_Requirement_
Where a line below holds the string "right", copy that line.

::: Input for this task :::

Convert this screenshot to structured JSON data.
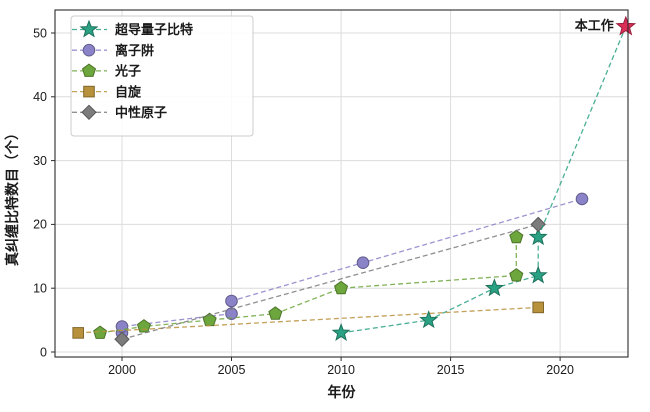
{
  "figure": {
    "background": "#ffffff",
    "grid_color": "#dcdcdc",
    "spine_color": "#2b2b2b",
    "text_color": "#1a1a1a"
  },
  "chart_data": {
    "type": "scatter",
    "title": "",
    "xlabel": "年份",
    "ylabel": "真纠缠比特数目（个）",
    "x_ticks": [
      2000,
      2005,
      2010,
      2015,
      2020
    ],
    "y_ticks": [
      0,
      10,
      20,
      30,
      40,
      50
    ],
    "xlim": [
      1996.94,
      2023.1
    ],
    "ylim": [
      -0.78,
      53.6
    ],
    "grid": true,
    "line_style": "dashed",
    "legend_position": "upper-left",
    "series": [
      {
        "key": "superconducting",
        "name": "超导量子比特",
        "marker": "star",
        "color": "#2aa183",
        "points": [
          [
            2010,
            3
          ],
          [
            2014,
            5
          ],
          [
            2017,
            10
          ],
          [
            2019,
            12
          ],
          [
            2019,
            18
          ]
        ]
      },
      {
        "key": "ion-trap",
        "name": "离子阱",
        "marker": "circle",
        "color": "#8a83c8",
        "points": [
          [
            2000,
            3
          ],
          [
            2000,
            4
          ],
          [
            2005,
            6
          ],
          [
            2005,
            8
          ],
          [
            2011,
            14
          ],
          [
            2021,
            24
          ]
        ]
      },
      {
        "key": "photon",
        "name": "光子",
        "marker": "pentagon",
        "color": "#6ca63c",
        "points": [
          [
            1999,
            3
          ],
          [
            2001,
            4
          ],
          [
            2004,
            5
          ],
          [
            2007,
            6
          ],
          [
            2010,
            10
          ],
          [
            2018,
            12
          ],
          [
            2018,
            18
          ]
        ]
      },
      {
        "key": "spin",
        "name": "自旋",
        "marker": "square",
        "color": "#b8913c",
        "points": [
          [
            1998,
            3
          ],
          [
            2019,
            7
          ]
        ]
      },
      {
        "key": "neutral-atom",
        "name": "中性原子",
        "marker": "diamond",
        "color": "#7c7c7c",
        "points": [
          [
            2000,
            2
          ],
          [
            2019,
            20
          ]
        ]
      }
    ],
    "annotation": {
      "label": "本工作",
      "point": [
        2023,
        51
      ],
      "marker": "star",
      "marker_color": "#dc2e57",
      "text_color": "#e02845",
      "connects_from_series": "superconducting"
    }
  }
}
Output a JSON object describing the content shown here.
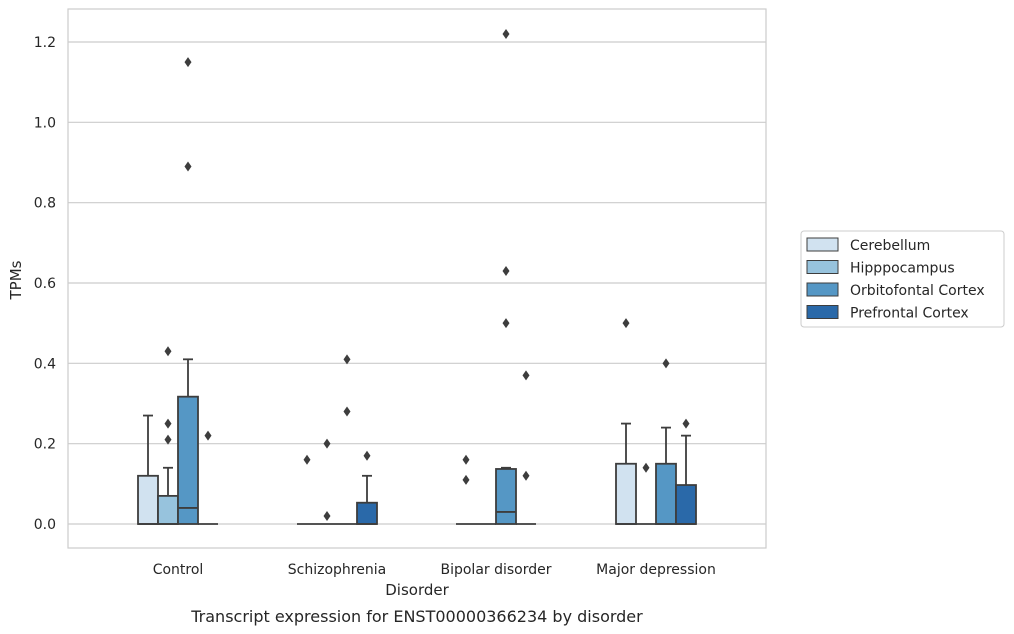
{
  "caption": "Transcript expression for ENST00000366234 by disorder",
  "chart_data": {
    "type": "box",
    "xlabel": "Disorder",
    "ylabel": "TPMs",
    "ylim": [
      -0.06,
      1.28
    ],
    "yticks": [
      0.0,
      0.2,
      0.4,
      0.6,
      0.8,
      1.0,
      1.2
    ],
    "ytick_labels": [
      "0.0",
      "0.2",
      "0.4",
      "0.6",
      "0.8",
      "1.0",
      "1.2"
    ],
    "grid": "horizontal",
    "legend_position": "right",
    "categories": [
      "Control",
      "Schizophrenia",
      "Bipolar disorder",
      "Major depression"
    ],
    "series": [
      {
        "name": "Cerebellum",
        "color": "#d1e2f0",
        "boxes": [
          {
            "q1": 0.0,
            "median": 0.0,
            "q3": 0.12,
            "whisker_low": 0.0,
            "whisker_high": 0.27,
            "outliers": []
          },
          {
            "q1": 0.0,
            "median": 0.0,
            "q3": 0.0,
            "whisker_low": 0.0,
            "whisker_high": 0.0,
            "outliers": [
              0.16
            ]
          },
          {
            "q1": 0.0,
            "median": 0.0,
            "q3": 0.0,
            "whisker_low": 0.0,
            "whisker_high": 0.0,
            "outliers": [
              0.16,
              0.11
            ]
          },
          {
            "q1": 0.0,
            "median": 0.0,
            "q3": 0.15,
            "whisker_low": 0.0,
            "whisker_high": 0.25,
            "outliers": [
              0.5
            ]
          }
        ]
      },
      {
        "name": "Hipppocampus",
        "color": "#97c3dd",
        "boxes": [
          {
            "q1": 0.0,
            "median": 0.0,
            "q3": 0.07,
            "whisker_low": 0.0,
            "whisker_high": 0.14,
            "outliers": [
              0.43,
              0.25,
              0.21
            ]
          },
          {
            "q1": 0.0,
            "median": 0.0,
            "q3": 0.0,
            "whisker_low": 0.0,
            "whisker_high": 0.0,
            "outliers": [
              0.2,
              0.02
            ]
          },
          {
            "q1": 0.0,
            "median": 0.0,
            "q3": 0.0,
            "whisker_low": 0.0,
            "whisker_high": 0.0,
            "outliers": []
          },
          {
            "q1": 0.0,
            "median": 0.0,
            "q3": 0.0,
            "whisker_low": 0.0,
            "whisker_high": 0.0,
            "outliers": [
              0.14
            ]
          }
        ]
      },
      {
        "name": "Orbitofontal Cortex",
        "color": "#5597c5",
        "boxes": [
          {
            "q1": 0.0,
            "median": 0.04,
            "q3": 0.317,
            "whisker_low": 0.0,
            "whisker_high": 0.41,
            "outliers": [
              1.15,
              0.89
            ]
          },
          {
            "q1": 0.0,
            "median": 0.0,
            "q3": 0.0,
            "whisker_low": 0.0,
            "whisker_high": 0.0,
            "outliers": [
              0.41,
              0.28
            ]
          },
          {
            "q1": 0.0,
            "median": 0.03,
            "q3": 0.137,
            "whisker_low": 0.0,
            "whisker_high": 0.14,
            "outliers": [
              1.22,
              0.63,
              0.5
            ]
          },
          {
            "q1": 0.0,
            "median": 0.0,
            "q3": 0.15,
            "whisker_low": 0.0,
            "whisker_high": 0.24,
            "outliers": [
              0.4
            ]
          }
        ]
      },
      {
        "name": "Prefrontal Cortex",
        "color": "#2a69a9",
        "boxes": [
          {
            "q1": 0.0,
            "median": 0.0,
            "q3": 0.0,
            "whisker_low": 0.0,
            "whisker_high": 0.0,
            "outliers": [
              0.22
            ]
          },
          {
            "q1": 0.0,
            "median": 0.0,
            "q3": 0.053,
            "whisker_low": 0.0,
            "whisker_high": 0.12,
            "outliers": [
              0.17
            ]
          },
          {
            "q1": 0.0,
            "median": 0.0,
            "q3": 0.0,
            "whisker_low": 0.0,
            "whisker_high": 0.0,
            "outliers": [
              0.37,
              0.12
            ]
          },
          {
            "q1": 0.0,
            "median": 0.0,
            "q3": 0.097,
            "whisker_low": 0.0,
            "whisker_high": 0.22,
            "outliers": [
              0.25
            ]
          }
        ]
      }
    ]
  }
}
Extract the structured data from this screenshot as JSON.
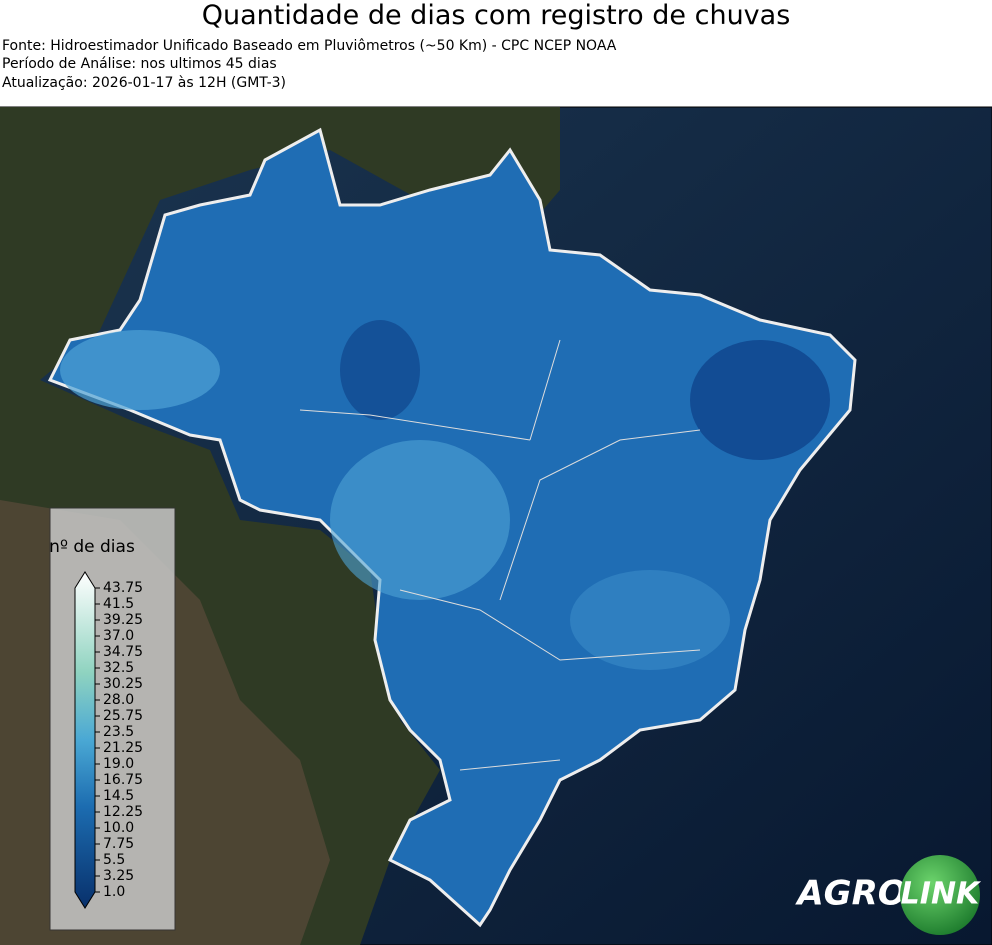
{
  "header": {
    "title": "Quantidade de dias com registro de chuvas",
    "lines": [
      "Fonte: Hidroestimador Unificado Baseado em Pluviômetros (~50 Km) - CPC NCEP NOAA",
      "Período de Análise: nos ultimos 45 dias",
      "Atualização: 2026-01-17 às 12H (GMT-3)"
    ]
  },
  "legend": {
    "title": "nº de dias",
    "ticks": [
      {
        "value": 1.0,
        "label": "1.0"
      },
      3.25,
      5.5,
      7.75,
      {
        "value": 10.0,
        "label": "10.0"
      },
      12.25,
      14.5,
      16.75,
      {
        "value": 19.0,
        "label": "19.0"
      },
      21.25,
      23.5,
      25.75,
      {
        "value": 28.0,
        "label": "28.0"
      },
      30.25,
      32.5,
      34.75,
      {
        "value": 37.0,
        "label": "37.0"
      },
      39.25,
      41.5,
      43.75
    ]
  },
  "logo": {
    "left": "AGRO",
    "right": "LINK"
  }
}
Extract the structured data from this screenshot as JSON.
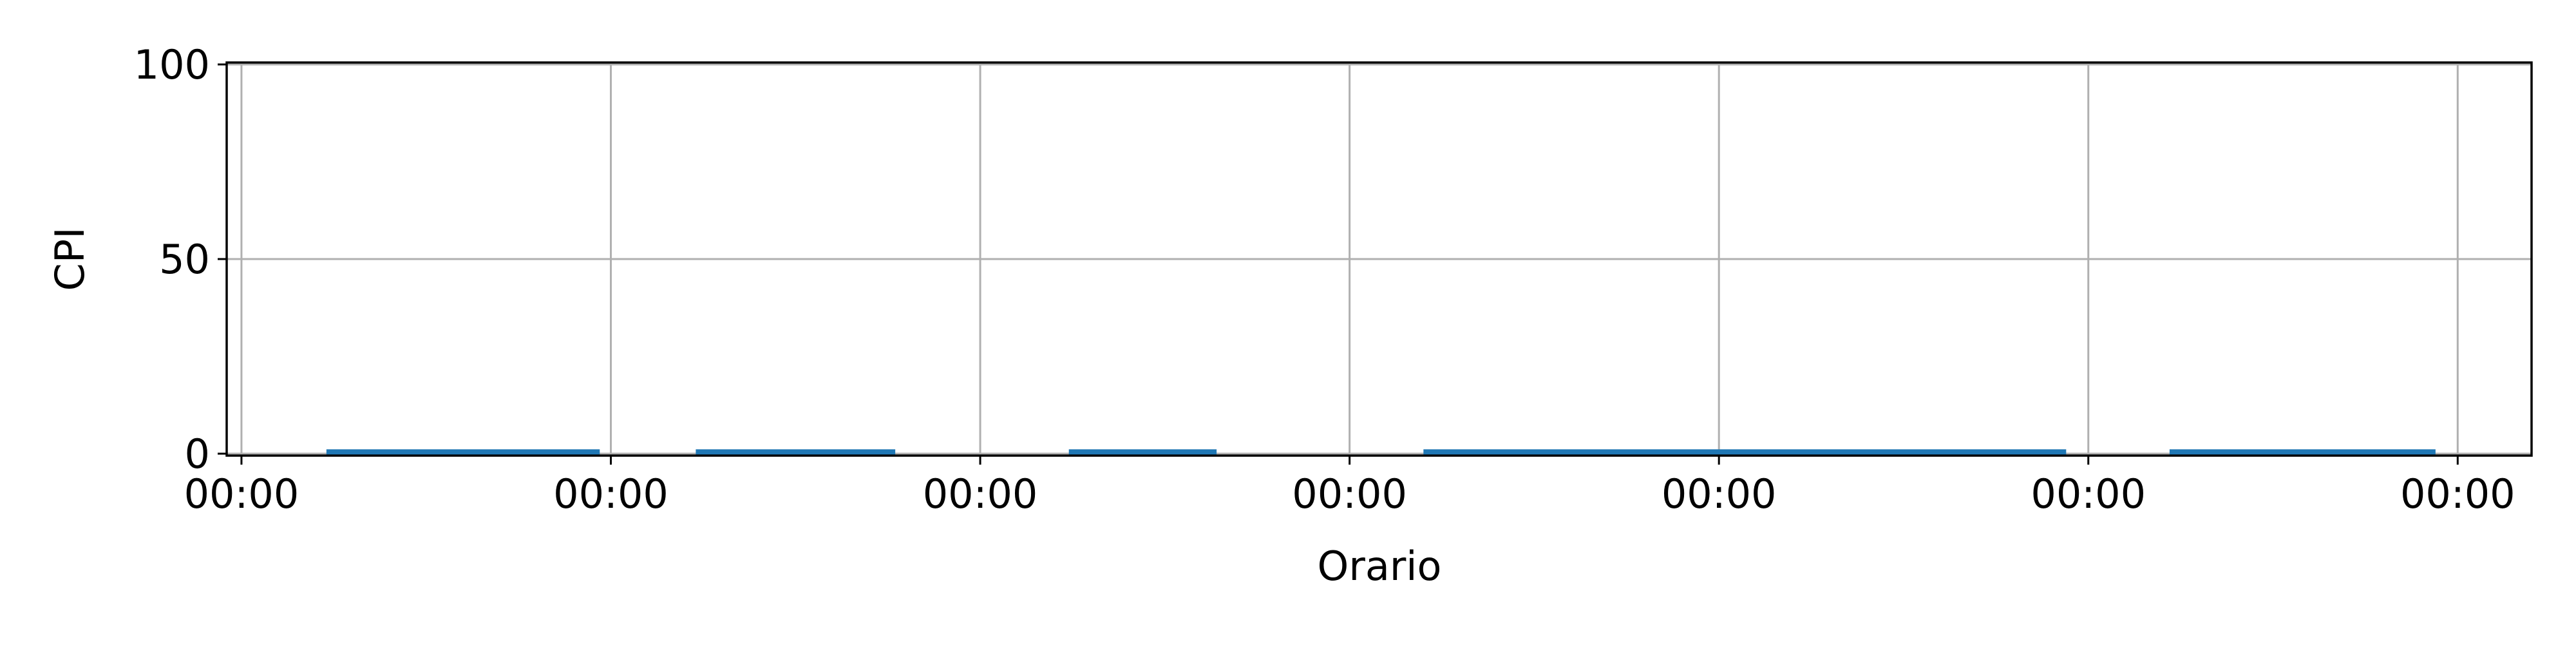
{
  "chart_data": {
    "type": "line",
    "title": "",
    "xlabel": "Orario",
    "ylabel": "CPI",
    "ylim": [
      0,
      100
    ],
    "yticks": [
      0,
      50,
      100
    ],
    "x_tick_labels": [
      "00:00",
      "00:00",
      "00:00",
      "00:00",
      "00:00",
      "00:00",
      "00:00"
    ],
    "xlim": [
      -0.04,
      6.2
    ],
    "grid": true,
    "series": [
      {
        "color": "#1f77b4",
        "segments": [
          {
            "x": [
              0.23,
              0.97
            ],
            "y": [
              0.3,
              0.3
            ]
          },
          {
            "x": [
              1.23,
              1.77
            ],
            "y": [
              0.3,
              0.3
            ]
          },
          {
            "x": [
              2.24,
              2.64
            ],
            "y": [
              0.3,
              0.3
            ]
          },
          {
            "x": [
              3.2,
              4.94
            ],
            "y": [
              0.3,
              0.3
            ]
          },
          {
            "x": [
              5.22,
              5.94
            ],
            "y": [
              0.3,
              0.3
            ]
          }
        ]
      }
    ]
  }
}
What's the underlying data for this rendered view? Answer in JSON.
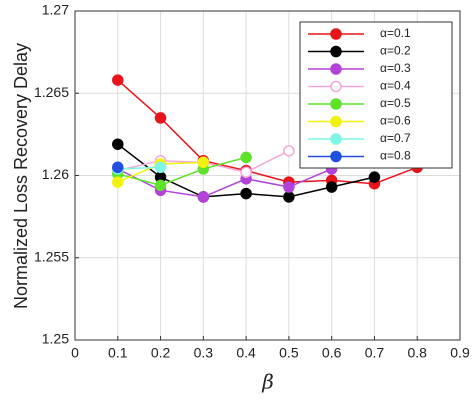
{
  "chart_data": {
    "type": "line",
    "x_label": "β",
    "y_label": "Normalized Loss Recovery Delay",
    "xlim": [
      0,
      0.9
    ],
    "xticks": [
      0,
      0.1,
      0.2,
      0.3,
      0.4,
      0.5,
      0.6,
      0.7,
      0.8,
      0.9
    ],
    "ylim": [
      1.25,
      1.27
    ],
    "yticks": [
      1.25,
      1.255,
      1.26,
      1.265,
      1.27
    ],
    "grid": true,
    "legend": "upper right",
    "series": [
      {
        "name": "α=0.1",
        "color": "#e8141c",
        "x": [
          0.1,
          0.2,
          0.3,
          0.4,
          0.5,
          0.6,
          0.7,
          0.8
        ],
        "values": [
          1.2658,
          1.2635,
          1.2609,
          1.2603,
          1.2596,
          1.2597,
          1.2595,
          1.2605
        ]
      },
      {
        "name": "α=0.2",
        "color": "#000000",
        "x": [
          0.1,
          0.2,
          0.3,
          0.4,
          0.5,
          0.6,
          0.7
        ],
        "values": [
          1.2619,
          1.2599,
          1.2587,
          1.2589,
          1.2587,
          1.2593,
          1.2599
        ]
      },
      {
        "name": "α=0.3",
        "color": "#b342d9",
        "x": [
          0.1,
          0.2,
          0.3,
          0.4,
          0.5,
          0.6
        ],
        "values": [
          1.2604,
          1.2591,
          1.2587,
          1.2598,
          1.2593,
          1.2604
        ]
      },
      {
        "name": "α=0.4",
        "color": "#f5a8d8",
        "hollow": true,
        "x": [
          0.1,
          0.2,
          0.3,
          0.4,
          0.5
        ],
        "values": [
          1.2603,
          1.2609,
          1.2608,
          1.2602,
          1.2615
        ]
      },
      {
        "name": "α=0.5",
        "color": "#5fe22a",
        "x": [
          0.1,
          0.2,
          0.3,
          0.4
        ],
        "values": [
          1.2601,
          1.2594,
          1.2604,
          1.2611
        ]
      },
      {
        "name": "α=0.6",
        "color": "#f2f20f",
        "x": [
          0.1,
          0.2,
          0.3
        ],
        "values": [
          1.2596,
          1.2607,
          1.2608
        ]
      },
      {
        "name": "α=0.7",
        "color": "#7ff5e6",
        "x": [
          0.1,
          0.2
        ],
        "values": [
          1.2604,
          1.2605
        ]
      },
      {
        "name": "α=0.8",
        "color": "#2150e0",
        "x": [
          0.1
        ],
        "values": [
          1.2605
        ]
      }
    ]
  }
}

:::

_Task solution_
    "legend_position": "right",
    "right": "LINK"
    "legend": "upper right",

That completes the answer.